> _WHAT IS NEEDED_
Repeat, exactly and completely, the entries shown underneath.

> _GIVEN RECORDS_

══════════

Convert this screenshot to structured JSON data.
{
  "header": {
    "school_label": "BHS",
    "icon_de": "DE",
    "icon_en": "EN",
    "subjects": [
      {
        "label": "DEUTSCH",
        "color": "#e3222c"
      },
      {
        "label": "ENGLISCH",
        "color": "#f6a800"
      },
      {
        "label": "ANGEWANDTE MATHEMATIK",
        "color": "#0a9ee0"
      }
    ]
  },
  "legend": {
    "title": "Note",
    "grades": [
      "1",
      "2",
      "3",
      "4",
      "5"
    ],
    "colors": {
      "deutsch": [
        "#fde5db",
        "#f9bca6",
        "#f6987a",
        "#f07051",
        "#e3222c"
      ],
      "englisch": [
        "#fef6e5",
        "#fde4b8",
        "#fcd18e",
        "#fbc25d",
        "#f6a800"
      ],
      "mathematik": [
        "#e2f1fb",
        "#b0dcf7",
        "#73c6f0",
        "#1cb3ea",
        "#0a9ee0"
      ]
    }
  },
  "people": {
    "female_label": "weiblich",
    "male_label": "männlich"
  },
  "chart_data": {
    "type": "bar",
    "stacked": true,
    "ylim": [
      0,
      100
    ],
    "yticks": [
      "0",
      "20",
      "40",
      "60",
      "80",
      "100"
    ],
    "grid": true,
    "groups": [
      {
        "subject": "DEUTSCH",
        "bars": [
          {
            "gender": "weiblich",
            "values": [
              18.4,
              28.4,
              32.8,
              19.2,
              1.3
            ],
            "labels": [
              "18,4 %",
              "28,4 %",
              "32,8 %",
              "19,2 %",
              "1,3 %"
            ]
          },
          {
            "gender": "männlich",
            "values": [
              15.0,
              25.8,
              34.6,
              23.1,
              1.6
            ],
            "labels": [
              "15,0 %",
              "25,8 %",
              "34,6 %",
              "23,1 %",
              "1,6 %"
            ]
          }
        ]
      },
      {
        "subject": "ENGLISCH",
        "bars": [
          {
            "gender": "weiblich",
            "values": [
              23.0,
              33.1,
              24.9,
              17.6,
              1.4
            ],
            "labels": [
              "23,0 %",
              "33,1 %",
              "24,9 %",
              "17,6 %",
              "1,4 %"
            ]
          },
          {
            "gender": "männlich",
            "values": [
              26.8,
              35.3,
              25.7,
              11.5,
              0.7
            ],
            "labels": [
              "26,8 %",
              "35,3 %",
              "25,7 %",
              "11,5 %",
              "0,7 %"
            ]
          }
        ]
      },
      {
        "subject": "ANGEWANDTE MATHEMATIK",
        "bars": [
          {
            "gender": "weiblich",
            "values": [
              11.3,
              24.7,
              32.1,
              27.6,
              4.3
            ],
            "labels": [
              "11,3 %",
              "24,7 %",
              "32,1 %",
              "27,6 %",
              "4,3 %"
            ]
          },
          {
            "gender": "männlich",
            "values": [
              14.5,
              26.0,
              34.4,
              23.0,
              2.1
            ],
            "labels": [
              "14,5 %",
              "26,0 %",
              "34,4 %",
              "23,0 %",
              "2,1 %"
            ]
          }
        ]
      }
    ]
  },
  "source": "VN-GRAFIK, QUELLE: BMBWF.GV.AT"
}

══════════

> _REPLY TO THE TASK_
Convert this screenshot to structured JSON data.
{
  "header": {
    "school_label": "BHS",
    "icon_de": "DE",
    "icon_en": "EN",
    "subjects": [
      {
        "label": "DEUTSCH",
        "color": "#e3222c"
      },
      {
        "label": "ENGLISCH",
        "color": "#f6a800"
      },
      {
        "label": "ANGEWANDTE MATHEMATIK",
        "color": "#0a9ee0"
      }
    ]
  },
  "legend": {
    "title": "Note",
    "grades": [
      "1",
      "2",
      "3",
      "4",
      "5"
    ],
    "colors": {
      "deutsch": [
        "#fde5db",
        "#f9bca6",
        "#f6987a",
        "#f07051",
        "#e3222c"
      ],
      "englisch": [
        "#fef6e5",
        "#fde4b8",
        "#fcd18e",
        "#fbc25d",
        "#f6a800"
      ],
      "mathematik": [
        "#e2f1fb",
        "#b0dcf7",
        "#73c6f0",
        "#1cb3ea",
        "#0a9ee0"
      ]
    }
  },
  "people": {
    "female_label": "weiblich",
    "male_label": "männlich"
  },
  "chart_data": {
    "type": "bar",
    "stacked": true,
    "ylim": [
      0,
      100
    ],
    "yticks": [
      "0",
      "20",
      "40",
      "60",
      "80",
      "100"
    ],
    "grid": true,
    "groups": [
      {
        "subject": "DEUTSCH",
        "bars": [
          {
            "gender": "weiblich",
            "values": [
              18.4,
              28.4,
              32.8,
              19.2,
              1.3
            ],
            "labels": [
              "18,4 %",
              "28,4 %",
              "32,8 %",
              "19,2 %",
              "1,3 %"
            ]
          },
          {
            "gender": "männlich",
            "values": [
              15.0,
              25.8,
              34.6,
              23.1,
              1.6
            ],
            "labels": [
              "15,0 %",
              "25,8 %",
              "34,6 %",
              "23,1 %",
              "1,6 %"
            ]
          }
        ]
      },
      {
        "subject": "ENGLISCH",
        "bars": [
          {
            "gender": "weiblich",
            "values": [
              23.0,
              33.1,
              24.9,
              17.6,
              1.4
            ],
            "labels": [
              "23,0 %",
              "33,1 %",
              "24,9 %",
              "17,6 %",
              "1,4 %"
            ]
          },
          {
            "gender": "männlich",
            "values": [
              26.8,
              35.3,
              25.7,
              11.5,
              0.7
            ],
            "labels": [
              "26,8 %",
              "35,3 %",
              "25,7 %",
              "11,5 %",
              "0,7 %"
            ]
          }
        ]
      },
      {
        "subject": "ANGEWANDTE MATHEMATIK",
        "bars": [
          {
            "gender": "weiblich",
            "values": [
              11.3,
              24.7,
              32.1,
              27.6,
              4.3
            ],
            "labels": [
              "11,3 %",
              "24,7 %",
              "32,1 %",
              "27,6 %",
              "4,3 %"
            ]
          },
          {
            "gender": "männlich",
            "values": [
              14.5,
              26.0,
              34.4,
              23.0,
              2.1
            ],
            "labels": [
              "14,5 %",
              "26,0 %",
              "34,4 %",
              "23,0 %",
              "2,1 %"
            ]
          }
        ]
      }
    ]
  },
  "source": "VN-GRAFIK, QUELLE: BMBWF.GV.AT"
}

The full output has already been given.